> Short task
Reproduce the following material exactly, including every line.

> Data listing
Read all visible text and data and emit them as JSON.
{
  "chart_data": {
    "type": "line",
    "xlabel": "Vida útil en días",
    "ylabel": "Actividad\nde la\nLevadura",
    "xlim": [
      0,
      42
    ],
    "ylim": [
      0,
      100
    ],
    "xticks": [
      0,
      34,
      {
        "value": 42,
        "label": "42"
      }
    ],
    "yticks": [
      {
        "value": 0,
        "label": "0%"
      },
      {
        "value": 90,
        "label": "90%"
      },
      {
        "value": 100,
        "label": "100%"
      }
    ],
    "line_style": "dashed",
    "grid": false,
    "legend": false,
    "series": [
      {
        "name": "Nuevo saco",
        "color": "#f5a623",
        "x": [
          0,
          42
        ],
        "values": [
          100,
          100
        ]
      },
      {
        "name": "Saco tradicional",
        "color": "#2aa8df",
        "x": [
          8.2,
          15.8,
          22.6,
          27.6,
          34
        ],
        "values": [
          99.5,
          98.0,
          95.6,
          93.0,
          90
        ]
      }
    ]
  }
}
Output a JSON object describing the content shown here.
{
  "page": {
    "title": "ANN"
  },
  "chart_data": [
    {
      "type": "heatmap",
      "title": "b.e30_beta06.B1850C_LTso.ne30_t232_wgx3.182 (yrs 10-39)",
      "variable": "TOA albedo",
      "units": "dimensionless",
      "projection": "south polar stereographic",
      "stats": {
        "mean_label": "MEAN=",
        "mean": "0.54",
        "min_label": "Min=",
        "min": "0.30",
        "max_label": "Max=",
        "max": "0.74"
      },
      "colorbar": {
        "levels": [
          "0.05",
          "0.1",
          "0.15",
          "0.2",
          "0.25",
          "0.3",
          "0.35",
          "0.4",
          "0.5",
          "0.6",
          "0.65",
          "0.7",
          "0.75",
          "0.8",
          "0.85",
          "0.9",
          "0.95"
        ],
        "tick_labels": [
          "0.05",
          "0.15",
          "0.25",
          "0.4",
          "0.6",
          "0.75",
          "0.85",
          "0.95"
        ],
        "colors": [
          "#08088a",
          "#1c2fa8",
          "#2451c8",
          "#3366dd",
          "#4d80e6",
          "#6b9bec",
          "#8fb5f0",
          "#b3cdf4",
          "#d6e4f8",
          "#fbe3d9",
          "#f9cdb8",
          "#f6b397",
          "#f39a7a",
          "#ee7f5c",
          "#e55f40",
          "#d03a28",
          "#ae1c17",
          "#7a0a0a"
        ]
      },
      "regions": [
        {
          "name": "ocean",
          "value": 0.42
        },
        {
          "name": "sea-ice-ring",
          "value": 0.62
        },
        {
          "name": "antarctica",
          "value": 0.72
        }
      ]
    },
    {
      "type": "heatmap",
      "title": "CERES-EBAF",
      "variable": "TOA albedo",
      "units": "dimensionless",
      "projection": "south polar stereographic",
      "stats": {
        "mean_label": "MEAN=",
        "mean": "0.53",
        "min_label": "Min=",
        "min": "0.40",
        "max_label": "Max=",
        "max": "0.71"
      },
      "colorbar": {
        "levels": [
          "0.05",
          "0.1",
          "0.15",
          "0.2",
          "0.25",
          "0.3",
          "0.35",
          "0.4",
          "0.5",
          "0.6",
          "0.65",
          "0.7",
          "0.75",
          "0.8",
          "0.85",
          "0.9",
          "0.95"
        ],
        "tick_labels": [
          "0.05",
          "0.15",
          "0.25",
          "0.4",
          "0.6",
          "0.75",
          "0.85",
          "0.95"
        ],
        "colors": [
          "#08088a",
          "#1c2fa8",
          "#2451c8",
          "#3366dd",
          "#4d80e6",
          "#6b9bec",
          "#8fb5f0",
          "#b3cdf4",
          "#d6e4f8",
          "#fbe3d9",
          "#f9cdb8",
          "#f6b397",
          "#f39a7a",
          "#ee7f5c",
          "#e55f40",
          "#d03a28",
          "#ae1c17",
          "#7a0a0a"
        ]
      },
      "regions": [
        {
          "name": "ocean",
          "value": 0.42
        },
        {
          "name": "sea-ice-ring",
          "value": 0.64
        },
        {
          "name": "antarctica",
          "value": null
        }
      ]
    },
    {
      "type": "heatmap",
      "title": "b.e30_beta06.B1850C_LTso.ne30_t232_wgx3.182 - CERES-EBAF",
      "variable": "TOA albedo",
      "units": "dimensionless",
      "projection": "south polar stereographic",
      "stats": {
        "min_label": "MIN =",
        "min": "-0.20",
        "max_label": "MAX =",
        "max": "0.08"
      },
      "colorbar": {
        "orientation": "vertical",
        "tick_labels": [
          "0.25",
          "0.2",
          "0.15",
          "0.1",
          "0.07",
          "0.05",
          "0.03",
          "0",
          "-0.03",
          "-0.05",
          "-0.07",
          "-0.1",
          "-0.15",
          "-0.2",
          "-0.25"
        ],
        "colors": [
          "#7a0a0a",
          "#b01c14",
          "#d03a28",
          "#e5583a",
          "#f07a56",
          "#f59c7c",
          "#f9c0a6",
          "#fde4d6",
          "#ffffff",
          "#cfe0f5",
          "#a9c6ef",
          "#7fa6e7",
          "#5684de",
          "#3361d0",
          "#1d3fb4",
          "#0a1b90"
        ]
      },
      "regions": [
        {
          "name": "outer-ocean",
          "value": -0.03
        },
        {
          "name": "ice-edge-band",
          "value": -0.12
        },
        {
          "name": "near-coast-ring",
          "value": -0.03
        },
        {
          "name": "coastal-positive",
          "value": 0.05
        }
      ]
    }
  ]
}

> Written response
Read all visible text and data and emit them as JSON.
{
  "chart_data": {
    "type": "line",
    "xlabel": "Vida útil en días",
    "ylabel": "Actividad\nde la\nLevadura",
    "xlim": [
      0,
      42
    ],
    "ylim": [
      0,
      100
    ],
    "xticks": [
      0,
      34,
      {
        "value": 42,
        "label": "42"
      }
    ],
    "yticks": [
      {
        "value": 0,
        "label": "0%"
      },
      {
        "value": 90,
        "label": "90%"
      },
      {
        "value": 100,
        "label": "100%"
      }
    ],
    "line_style": "dashed",
    "grid": false,
    "legend": false,
    "series": [
      {
        "name": "Nuevo saco",
        "color": "#f5a623",
        "x": [
          0,
          42
        ],
        "values": [
          100,
          100
        ]
      },
      {
        "name": "Saco tradicional",
        "color": "#2aa8df",
        "x": [
          8.2,
          15.8,
          22.6,
          27.6,
          34
        ],
        "values": [
          99.5,
          98.0,
          95.6,
          93.0,
          90
        ]
      }
    ]
  }
}
Output a JSON object describing the content shown here.
{
  "page": {
    "title": "ANN"
  },
  "chart_data": [
    {
      "type": "heatmap",
      "title": "b.e30_beta06.B1850C_LTso.ne30_t232_wgx3.182 (yrs 10-39)",
      "variable": "TOA albedo",
      "units": "dimensionless",
      "projection": "south polar stereographic",
      "stats": {
        "mean_label": "MEAN=",
        "mean": "0.54",
        "min_label": "Min=",
        "min": "0.30",
        "max_label": "Max=",
        "max": "0.74"
      },
      "colorbar": {
        "levels": [
          "0.05",
          "0.1",
          "0.15",
          "0.2",
          "0.25",
          "0.3",
          "0.35",
          "0.4",
          "0.5",
          "0.6",
          "0.65",
          "0.7",
          "0.75",
          "0.8",
          "0.85",
          "0.9",
          "0.95"
        ],
        "tick_labels": [
          "0.05",
          "0.15",
          "0.25",
          "0.4",
          "0.6",
          "0.75",
          "0.85",
          "0.95"
        ],
        "colors": [
          "#08088a",
          "#1c2fa8",
          "#2451c8",
          "#3366dd",
          "#4d80e6",
          "#6b9bec",
          "#8fb5f0",
          "#b3cdf4",
          "#d6e4f8",
          "#fbe3d9",
          "#f9cdb8",
          "#f6b397",
          "#f39a7a",
          "#ee7f5c",
          "#e55f40",
          "#d03a28",
          "#ae1c17",
          "#7a0a0a"
        ]
      },
      "regions": [
        {
          "name": "ocean",
          "value": 0.42
        },
        {
          "name": "sea-ice-ring",
          "value": 0.62
        },
        {
          "name": "antarctica",
          "value": 0.72
        }
      ]
    },
    {
      "type": "heatmap",
      "title": "CERES-EBAF",
      "variable": "TOA albedo",
      "units": "dimensionless",
      "projection": "south polar stereographic",
      "stats": {
        "mean_label": "MEAN=",
        "mean": "0.53",
        "min_label": "Min=",
        "min": "0.40",
        "max_label": "Max=",
        "max": "0.71"
      },
      "colorbar": {
        "levels": [
          "0.05",
          "0.1",
          "0.15",
          "0.2",
          "0.25",
          "0.3",
          "0.35",
          "0.4",
          "0.5",
          "0.6",
          "0.65",
          "0.7",
          "0.75",
          "0.8",
          "0.85",
          "0.9",
          "0.95"
        ],
        "tick_labels": [
          "0.05",
          "0.15",
          "0.25",
          "0.4",
          "0.6",
          "0.75",
          "0.85",
          "0.95"
        ],
        "colors": [
          "#08088a",
          "#1c2fa8",
          "#2451c8",
          "#3366dd",
          "#4d80e6",
          "#6b9bec",
          "#8fb5f0",
          "#b3cdf4",
          "#d6e4f8",
          "#fbe3d9",
          "#f9cdb8",
          "#f6b397",
          "#f39a7a",
          "#ee7f5c",
          "#e55f40",
          "#d03a28",
          "#ae1c17",
          "#7a0a0a"
        ]
      },
      "regions": [
        {
          "name": "ocean",
          "value": 0.42
        },
        {
          "name": "sea-ice-ring",
          "value": 0.64
        },
        {
          "name": "antarctica",
          "value": null
        }
      ]
    },
    {
      "type": "heatmap",
      "title": "b.e30_beta06.B1850C_LTso.ne30_t232_wgx3.182 - CERES-EBAF",
      "variable": "TOA albedo",
      "units": "dimensionless",
      "projection": "south polar stereographic",
      "stats": {
        "min_label": "MIN =",
        "min": "-0.20",
        "max_label": "MAX =",
        "max": "0.08"
      },
      "colorbar": {
        "orientation": "vertical",
        "tick_labels": [
          "0.25",
          "0.2",
          "0.15",
          "0.1",
          "0.07",
          "0.05",
          "0.03",
          "0",
          "-0.03",
          "-0.05",
          "-0.07",
          "-0.1",
          "-0.15",
          "-0.2",
          "-0.25"
        ],
        "colors": [
          "#7a0a0a",
          "#b01c14",
          "#d03a28",
          "#e5583a",
          "#f07a56",
          "#f59c7c",
          "#f9c0a6",
          "#fde4d6",
          "#ffffff",
          "#cfe0f5",
          "#a9c6ef",
          "#7fa6e7",
          "#5684de",
          "#3361d0",
          "#1d3fb4",
          "#0a1b90"
        ]
      },
      "regions": [
        {
          "name": "outer-ocean",
          "value": -0.03
        },
        {
          "name": "ice-edge-band",
          "value": -0.12
        },
        {
          "name": "near-coast-ring",
          "value": -0.03
        },
        {
          "name": "coastal-positive",
          "value": 0.05
        }
      ]
    }
  ]
}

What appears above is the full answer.